_Your task_. Filter this material down to the lines that hold "союза", copying each one.

------------

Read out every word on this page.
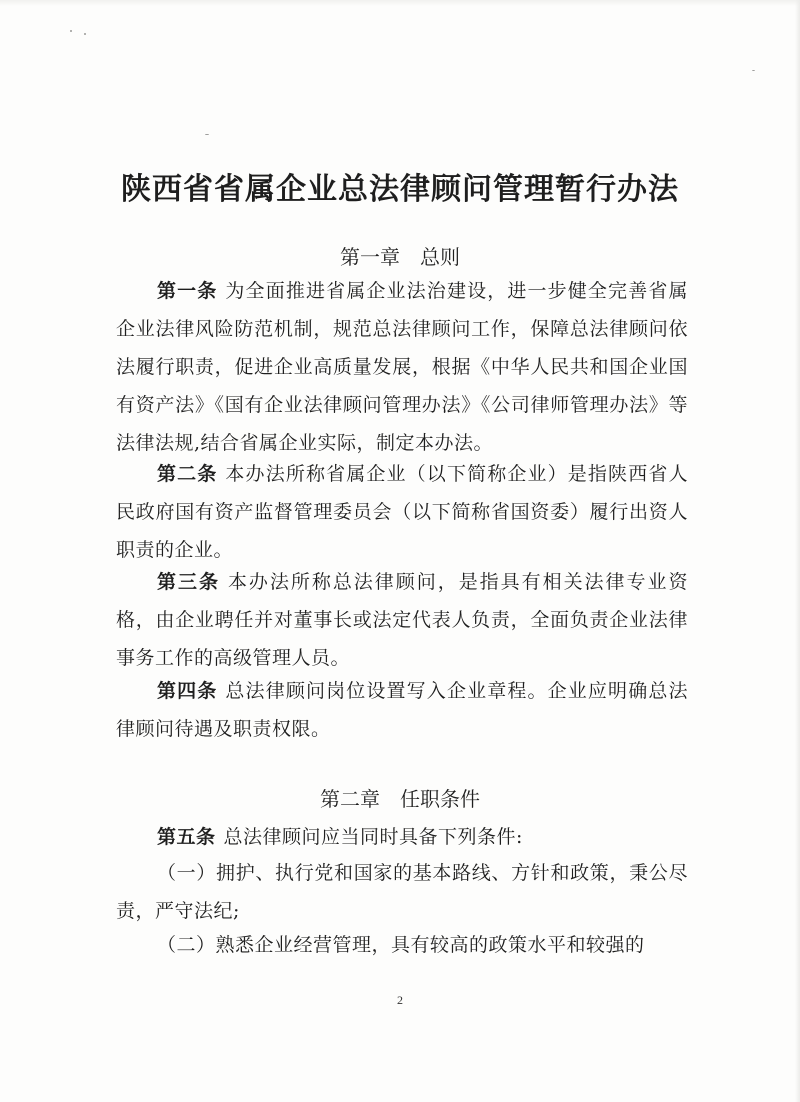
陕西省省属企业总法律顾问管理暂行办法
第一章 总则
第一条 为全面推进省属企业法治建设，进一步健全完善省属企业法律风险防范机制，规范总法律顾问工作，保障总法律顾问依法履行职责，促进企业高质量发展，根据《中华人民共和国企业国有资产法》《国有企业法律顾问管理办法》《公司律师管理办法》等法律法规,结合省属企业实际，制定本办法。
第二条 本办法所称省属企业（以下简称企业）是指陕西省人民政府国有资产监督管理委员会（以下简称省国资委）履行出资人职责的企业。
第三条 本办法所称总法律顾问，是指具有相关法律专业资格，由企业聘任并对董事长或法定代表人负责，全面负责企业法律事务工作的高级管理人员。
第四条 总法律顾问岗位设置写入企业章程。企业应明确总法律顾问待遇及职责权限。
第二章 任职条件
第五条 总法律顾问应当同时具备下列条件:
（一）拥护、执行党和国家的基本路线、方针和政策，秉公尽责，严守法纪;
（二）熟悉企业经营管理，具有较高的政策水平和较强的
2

------------

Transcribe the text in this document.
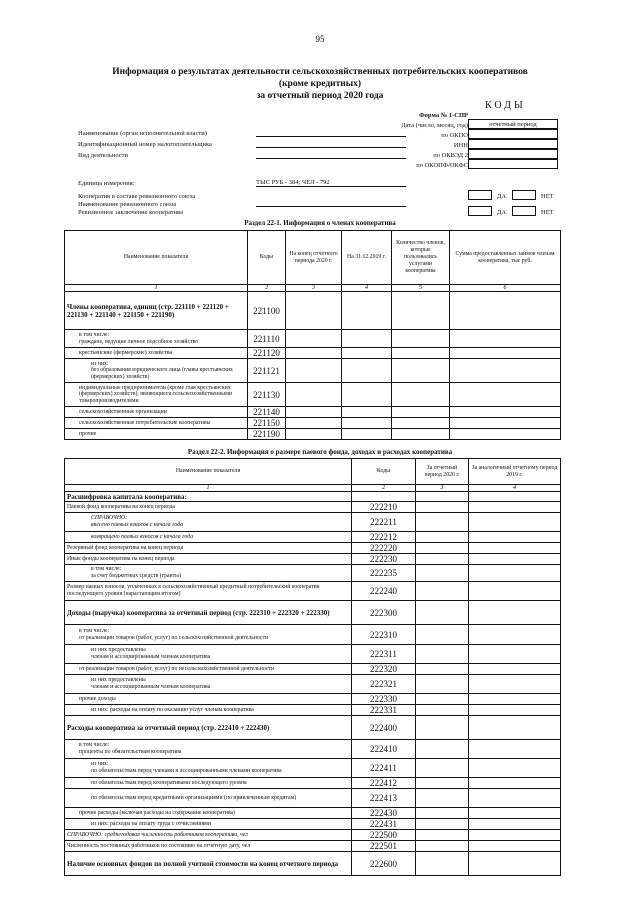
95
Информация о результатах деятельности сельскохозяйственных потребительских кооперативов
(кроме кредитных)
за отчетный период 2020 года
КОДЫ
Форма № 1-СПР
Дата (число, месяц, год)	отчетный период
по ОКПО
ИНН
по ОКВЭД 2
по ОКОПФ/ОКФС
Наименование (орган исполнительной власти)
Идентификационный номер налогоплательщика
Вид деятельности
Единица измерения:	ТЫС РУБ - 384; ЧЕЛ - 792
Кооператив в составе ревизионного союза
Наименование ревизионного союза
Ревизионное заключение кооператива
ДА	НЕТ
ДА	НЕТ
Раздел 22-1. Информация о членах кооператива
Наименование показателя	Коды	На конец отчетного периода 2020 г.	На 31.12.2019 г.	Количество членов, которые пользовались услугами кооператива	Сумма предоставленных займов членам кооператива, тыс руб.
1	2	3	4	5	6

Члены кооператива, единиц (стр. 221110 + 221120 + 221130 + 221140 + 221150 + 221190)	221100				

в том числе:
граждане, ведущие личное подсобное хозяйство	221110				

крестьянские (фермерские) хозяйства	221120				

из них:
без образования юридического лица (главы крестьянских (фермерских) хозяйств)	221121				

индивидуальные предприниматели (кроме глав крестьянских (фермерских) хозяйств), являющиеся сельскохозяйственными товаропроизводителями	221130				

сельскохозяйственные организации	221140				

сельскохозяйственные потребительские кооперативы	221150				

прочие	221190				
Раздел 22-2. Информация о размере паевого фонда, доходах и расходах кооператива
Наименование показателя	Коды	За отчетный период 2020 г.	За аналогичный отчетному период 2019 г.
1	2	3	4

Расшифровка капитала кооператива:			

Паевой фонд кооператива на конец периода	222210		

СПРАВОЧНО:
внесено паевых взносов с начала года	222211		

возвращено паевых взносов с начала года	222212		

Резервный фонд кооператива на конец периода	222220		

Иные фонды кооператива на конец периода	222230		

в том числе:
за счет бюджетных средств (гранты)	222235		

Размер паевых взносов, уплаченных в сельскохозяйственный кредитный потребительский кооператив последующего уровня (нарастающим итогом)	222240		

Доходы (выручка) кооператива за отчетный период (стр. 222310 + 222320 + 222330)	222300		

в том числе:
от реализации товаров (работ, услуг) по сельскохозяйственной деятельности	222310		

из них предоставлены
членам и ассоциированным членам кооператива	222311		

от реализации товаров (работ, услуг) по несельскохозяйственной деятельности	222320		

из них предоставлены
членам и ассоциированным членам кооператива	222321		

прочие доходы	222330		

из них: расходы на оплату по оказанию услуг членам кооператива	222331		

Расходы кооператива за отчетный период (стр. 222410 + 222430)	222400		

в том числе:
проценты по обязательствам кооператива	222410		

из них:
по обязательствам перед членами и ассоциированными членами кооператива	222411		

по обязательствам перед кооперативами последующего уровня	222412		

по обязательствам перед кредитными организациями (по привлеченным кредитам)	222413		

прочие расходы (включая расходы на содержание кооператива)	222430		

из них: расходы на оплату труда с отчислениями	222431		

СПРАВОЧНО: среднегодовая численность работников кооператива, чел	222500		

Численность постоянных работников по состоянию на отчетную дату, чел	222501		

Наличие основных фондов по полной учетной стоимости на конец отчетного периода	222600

------------

_Exercise response_.
Кооператив в составе ревизионного союза
Наименование ревизионного союза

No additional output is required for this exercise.